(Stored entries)

- - -

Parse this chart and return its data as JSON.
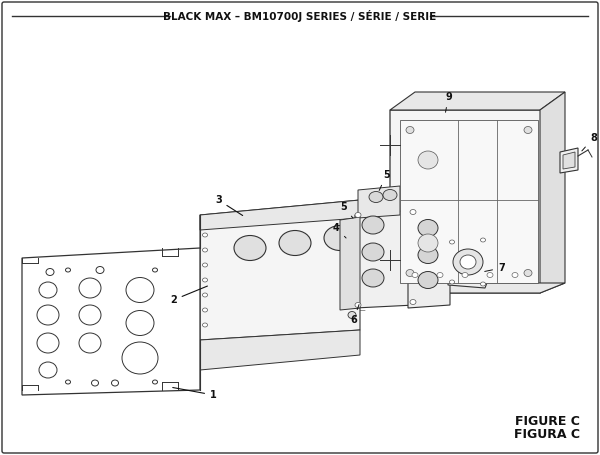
{
  "title": "BLACK MAX – BM10700J SERIES / SÉRIE / SERIE",
  "figure_label": "FIGURE C",
  "figura_label": "FIGURA C",
  "bg_color": "#ffffff",
  "border_color": "#333333",
  "text_color": "#111111",
  "line_color": "#333333",
  "title_fontsize": 7.5,
  "label_fontsize": 7.0,
  "figsize": [
    6.0,
    4.55
  ],
  "dpi": 100
}
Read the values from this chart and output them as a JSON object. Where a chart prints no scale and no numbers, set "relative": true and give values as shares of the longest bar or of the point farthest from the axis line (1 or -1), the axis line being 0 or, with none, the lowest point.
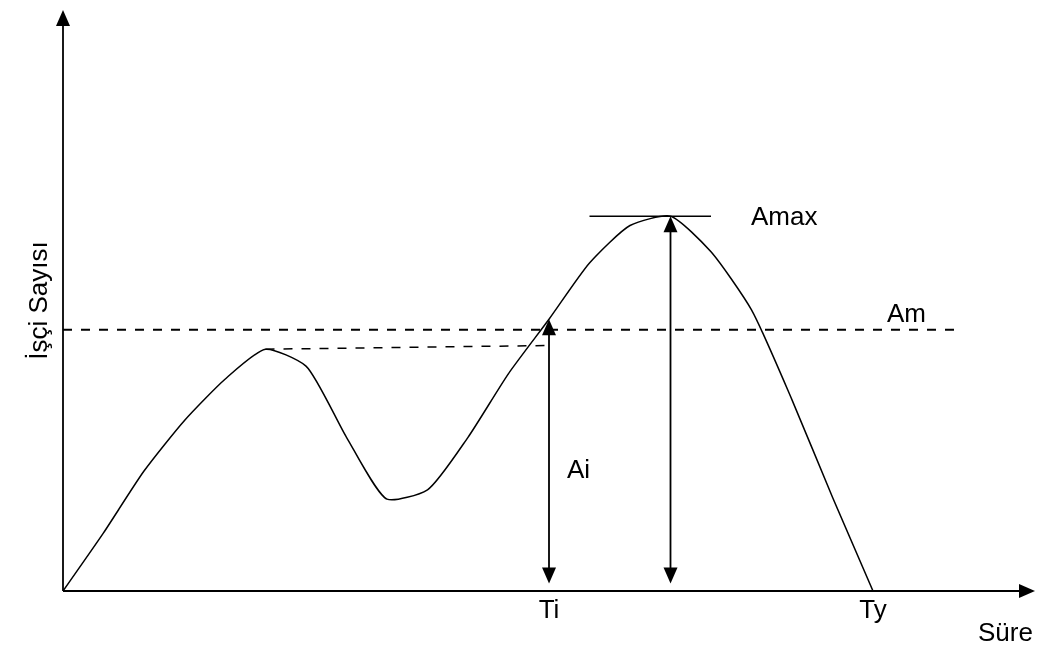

- - -

» Exercise objective
Quote the entries in full. Any image among them is to be omitted from the copy.

» Solved exercise
Parse this chart and return its data as JSON.
{
  "title": "BLACK MAX – BM10700J SERIES / SÉRIE / SERIE",
  "figure_label": "FIGURE C",
  "figura_label": "FIGURA C",
  "bg_color": "#ffffff",
  "border_color": "#333333",
  "text_color": "#111111",
  "line_color": "#333333",
  "title_fontsize": 7.5,
  "label_fontsize": 7.0,
  "figsize": [
    6.0,
    4.55
  ],
  "dpi": 100
}
Read the values from this chart and output them as a JSON object. Where a chart prints no scale and no numbers, set "relative": true and give values as shares of the longest bar or of the point farthest from the axis line (1 or -1), the axis line being 0 or, with none, the lowest point.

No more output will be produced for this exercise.